**Page extract:**
====
On the Cosmology of Fireworks

One of the great paradoxes of creation and our existence in God’s world is that many blessings are unlocked by explosive, even violent, forces. The cosmos itself is hurtling outward in a massive explosion. Here we are, living part way through that explosion.

When I consider the fireworks on the Fourth of July, I often think that each of those beautiful, fiery explosions is a miniature replica of the cosmos. Everywhere in the universe, the burning embers we call stars and galaxies glow brightly as they hurtle outward at close to one hundred million miles per hour. Yes, from one great singularity, God sent the power of His fiery, creative love expanding outward, giving life, and seeming almost limitless. The cosmos is unimaginably large, but its creator is infinitely large.

Even here on Earth, a relatively cool and stable bit of dust compared to the Sun, we stand upon a thin crust of land floating over an explosive sea of molten, fiery rock. The Book of Job says,

As for the earth, out of it comes bread; Yet underneath it is turned up as it were by fire (Job 28:5).

This fiery cauldron produces the rich soil in which we grow our very bread. The smoke and gases of the fires provide essential ingredients of the atmosphere that sustains us. The molten fires beneath us also create a magnetic field that envelops Earth and deflects the most harmful of the Sun’s rays.

Yes, all around us there is fire with its explosive violence, yet from it come life and every good gift.

To small creatures like us, God’s expansive love can seem almost violent. Indeed, there are terrifying experiences near volcanos and from solar bursts that remind us that love is both glorious and unnerving. It is an awesome thing to fall into the hands of a living God (Heb 10:31).
====
**Input data:**
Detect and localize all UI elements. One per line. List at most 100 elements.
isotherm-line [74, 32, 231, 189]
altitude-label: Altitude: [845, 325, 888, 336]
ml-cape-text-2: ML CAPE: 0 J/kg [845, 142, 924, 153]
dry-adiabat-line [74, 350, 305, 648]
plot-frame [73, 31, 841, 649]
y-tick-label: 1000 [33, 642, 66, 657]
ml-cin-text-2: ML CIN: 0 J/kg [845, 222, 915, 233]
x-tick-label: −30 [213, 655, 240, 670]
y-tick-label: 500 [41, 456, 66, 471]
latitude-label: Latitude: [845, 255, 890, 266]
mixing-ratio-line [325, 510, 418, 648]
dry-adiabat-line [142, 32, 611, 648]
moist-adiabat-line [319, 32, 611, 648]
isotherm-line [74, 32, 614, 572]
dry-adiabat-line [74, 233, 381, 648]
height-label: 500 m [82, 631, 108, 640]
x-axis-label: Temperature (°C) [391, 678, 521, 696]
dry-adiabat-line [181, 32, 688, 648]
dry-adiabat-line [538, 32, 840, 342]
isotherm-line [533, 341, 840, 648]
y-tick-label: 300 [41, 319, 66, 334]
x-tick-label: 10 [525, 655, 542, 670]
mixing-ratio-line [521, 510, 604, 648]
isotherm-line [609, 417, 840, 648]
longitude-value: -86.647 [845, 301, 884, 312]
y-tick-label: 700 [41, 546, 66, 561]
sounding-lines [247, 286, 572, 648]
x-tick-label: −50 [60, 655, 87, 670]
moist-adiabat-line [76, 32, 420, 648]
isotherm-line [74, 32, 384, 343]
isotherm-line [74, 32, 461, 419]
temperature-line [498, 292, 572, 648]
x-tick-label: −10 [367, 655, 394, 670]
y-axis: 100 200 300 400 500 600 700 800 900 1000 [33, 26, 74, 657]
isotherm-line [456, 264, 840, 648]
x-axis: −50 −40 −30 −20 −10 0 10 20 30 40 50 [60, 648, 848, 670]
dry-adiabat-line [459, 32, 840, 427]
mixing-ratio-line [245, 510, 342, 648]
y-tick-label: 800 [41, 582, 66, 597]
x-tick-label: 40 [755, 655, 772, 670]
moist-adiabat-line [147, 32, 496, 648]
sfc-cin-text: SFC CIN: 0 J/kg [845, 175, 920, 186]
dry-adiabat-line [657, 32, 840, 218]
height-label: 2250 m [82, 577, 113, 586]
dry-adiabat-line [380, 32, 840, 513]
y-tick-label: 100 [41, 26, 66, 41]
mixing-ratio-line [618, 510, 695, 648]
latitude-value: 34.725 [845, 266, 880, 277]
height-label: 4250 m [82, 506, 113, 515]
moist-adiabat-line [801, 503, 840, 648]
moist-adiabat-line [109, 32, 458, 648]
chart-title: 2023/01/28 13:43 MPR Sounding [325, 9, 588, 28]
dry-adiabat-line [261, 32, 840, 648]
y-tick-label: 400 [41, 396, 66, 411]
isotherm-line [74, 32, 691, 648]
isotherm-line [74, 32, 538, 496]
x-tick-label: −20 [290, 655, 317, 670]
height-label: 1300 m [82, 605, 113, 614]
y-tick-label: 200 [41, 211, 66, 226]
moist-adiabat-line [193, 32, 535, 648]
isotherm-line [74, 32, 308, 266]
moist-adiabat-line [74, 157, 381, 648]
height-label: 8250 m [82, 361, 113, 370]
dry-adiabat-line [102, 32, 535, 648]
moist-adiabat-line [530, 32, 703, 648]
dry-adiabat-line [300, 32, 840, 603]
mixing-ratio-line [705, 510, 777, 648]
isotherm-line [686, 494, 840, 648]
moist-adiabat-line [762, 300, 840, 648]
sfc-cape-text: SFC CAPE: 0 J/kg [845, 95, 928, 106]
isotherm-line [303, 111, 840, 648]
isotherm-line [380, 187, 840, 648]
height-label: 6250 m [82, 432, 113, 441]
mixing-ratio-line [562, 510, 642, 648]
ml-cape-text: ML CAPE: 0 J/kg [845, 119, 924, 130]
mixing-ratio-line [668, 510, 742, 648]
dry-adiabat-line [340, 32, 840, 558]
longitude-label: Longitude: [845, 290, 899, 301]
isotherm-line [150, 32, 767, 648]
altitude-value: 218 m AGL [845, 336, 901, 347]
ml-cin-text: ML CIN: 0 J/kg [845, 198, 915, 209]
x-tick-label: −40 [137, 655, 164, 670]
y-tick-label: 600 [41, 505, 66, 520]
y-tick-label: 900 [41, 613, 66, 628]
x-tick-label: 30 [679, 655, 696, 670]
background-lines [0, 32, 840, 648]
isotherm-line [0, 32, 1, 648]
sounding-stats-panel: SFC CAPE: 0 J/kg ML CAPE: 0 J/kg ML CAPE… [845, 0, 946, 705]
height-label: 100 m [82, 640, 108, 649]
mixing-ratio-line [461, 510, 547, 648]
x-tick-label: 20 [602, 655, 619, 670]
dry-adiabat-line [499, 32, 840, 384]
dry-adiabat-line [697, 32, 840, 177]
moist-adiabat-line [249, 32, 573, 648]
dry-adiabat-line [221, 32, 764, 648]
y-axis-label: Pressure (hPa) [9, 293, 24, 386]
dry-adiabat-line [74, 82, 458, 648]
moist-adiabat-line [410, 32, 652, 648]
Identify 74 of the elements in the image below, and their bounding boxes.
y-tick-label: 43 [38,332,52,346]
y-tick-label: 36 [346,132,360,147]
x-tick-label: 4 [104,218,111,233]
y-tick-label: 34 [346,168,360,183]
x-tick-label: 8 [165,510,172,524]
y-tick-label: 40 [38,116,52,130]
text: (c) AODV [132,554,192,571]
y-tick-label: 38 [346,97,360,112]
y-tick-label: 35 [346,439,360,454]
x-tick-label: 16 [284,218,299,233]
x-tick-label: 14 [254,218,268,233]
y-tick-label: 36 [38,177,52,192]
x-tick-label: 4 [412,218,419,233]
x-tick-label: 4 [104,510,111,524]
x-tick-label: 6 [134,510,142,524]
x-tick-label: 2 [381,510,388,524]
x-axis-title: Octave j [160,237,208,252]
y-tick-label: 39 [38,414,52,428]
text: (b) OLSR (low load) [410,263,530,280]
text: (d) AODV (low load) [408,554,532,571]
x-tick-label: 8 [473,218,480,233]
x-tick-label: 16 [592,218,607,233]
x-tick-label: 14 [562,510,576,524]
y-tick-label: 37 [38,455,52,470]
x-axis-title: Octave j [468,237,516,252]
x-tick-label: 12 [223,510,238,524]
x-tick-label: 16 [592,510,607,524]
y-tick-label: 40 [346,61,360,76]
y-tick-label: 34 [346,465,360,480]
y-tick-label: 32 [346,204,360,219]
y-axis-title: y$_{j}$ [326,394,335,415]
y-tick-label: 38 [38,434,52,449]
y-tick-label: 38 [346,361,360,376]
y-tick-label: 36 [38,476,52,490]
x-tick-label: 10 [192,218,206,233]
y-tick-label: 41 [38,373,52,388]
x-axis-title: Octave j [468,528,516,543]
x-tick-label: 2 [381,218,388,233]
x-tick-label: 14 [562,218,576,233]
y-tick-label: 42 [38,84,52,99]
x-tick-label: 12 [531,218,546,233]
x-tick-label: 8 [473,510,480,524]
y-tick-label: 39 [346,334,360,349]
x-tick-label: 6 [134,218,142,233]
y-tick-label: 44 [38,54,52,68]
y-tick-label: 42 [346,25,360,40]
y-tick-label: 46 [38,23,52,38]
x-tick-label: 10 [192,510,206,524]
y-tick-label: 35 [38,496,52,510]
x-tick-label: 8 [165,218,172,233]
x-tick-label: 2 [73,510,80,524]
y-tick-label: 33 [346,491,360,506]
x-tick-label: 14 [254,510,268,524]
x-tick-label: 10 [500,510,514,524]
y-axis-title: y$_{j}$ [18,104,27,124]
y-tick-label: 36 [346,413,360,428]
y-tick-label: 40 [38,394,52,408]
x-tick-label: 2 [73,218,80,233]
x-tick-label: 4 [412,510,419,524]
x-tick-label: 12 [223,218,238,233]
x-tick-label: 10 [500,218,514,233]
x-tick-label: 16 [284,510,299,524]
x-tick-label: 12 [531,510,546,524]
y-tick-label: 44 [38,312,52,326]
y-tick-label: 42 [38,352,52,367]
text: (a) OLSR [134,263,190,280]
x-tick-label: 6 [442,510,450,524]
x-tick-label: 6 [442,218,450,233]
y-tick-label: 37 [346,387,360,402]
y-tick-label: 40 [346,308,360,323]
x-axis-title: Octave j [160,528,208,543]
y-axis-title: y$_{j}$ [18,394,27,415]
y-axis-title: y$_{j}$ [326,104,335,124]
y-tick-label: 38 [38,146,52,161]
====
**What you will do:**
(a) Answer these questions about the essay on the cosmology of fireworks:
(i) At about what speed does it say stars and galaxies hurtle outward?
(ii) Which book of the Bible does it quote about bread coming out of the earth?
(iii) What does it say the molten fires beneath us create?
(b) Print, word for word, the part of the essay on the cosmology of fireworks that runs from "One of the great" up to and including "is infinitely large.".

**Outputs for the tasks:**
(a)
(i) Close to one hundred million miles per hour.
(ii) The Book of Job (Job 28:5).
(iii) A magnetic field that envelops Earth and deflects the most harmful of the Sun's rays.

(b)
One of the great paradoxes of creation and our existence in God’s world is that many blessings are unlocked by explosive, even violent, forces. The cosmos itself is hurtling outward in a massive explosion. Here we are, living part way through that explosion.

When I consider the fireworks on the Fourth of July, I often think that each of those beautiful, fiery explosions is a miniature replica of the cosmos. Everywhere in the universe, the burning embers we call stars and galaxies glow brightly as they hurtle outward at close to one hundred million miles per hour. Yes, from one great singularity, God sent the power of His fiery, creative love expanding outward, giving life, and seeming almost limitless. The cosmos is unimaginably large, but its creator is infinitely large.